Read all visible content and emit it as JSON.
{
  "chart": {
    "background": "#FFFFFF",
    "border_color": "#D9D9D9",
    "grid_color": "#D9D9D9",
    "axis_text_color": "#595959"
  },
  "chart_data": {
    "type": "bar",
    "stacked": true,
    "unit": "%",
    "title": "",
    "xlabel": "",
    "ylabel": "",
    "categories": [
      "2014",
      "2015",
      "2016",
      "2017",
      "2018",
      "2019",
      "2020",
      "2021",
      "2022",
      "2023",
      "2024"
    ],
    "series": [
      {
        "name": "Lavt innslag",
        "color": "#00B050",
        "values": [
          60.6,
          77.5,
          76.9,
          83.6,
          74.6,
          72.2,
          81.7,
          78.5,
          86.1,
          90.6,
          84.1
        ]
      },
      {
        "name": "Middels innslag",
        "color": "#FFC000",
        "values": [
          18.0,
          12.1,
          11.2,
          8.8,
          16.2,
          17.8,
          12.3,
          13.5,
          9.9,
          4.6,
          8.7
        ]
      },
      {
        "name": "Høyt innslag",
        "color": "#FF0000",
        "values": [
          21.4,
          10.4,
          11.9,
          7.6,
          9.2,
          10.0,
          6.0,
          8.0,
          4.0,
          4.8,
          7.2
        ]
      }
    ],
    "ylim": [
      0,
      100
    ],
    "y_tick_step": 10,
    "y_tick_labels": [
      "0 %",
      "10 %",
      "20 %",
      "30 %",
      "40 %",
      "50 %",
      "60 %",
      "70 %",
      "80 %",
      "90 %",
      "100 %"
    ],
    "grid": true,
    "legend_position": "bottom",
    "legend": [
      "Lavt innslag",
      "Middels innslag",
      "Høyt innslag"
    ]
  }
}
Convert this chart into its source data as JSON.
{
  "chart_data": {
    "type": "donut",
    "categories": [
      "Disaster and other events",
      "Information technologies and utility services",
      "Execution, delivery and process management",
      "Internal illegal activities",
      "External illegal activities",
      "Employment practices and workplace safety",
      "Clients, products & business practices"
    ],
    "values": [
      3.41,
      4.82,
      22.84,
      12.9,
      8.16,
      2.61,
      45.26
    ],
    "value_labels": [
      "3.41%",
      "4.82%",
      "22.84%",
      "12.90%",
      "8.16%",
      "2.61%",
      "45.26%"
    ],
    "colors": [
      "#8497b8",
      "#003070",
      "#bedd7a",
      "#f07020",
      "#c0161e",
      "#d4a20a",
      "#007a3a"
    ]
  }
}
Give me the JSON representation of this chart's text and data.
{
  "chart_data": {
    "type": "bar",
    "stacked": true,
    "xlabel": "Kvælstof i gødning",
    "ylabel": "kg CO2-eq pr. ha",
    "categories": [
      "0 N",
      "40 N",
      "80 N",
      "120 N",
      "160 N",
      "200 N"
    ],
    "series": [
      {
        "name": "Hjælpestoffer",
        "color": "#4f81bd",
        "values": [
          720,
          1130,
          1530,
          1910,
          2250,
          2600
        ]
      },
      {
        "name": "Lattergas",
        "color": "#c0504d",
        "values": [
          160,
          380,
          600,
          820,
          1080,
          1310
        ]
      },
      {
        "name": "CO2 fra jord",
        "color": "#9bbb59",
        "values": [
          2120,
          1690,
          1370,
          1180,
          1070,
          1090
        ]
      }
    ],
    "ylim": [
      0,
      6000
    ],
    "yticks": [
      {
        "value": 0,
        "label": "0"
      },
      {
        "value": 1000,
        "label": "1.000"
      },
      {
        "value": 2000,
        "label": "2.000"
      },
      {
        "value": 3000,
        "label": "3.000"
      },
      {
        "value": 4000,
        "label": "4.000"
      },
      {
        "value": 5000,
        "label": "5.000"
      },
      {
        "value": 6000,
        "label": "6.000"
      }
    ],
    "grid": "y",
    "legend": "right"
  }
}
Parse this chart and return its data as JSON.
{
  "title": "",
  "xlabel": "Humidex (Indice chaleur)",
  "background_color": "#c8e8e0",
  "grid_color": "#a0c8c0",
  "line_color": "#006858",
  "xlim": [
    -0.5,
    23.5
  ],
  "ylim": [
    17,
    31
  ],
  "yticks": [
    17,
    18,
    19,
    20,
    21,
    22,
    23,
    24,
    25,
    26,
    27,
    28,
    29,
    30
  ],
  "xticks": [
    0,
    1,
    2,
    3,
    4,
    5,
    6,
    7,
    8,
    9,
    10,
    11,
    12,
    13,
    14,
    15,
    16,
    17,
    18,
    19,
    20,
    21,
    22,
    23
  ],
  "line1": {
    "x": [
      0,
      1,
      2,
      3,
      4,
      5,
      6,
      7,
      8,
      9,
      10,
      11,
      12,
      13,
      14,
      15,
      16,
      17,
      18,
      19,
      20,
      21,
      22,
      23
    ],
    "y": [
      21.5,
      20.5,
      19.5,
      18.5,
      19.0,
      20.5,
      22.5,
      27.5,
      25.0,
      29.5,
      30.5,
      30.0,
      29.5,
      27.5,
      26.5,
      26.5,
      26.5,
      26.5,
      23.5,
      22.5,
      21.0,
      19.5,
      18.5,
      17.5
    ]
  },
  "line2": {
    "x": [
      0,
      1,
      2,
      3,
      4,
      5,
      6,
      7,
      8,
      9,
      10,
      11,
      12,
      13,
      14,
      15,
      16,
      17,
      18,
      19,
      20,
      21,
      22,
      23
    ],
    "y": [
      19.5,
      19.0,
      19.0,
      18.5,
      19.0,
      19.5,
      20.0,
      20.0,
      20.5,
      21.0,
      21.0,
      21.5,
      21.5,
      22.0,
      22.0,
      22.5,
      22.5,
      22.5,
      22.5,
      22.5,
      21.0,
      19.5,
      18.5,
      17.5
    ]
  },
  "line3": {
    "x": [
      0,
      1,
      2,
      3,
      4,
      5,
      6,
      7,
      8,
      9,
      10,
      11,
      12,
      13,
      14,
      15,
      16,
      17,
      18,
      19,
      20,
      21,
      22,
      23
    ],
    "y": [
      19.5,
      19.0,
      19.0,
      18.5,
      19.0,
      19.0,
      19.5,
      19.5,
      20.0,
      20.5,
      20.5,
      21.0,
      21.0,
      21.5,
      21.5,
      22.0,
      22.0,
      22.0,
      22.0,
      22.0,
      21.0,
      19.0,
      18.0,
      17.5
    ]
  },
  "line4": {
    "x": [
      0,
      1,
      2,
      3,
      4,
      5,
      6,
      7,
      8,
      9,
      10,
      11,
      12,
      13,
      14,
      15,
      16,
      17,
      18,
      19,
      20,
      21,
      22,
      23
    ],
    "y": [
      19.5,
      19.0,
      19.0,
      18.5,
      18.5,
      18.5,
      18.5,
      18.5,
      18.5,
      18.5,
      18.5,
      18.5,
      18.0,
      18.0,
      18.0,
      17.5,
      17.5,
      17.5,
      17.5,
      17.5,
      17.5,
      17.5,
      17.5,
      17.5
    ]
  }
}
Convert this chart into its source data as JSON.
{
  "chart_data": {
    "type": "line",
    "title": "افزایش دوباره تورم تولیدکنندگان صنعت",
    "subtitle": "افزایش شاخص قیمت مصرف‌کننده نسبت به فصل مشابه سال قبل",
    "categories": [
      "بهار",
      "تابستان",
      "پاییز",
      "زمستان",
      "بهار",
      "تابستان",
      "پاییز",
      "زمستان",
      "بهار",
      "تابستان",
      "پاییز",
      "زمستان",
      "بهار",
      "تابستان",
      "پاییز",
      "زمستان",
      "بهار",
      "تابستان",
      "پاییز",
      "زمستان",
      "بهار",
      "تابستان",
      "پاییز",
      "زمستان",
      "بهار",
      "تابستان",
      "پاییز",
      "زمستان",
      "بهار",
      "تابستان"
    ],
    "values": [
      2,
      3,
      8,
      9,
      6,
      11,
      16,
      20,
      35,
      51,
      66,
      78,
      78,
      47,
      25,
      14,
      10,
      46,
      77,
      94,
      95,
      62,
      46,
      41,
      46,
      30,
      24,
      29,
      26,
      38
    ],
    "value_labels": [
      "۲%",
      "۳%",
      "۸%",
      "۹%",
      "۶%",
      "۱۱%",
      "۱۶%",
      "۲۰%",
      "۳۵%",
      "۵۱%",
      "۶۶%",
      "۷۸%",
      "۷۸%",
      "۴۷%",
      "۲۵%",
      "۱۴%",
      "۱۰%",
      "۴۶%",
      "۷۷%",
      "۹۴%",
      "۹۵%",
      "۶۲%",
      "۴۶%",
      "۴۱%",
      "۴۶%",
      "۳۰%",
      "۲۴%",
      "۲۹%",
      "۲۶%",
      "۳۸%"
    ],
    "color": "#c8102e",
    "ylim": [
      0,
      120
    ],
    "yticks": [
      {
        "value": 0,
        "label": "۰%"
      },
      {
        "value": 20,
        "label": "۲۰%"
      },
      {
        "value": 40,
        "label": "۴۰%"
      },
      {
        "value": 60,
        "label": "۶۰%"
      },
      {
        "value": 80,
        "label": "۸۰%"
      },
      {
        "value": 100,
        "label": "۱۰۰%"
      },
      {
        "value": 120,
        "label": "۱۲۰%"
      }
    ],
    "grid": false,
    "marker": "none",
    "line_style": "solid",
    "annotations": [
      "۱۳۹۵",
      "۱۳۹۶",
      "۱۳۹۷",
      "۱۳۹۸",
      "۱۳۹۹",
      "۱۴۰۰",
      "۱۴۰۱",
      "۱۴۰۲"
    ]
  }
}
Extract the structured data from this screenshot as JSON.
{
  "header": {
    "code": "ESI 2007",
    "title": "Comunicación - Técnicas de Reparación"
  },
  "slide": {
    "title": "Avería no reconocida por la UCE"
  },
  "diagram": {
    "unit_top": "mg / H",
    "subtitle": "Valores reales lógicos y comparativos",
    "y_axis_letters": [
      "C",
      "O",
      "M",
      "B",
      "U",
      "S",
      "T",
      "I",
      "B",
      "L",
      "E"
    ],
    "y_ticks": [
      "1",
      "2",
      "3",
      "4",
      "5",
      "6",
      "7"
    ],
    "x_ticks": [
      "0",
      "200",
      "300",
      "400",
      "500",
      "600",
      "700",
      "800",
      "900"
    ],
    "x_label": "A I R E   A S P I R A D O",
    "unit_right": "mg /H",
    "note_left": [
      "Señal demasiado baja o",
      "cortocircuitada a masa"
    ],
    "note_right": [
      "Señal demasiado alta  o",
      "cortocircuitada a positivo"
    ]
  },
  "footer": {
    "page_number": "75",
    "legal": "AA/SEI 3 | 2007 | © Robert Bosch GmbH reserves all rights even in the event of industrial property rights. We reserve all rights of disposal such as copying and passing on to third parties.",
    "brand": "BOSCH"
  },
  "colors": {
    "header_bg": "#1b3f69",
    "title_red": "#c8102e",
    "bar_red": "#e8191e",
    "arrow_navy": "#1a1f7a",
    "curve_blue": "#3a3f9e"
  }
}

• What this task involves: Show each line of the data that contains the string "demasiado".

• Exercise solution:
      "Señal demasiado baja o",
      "Señal demasiado alta  o",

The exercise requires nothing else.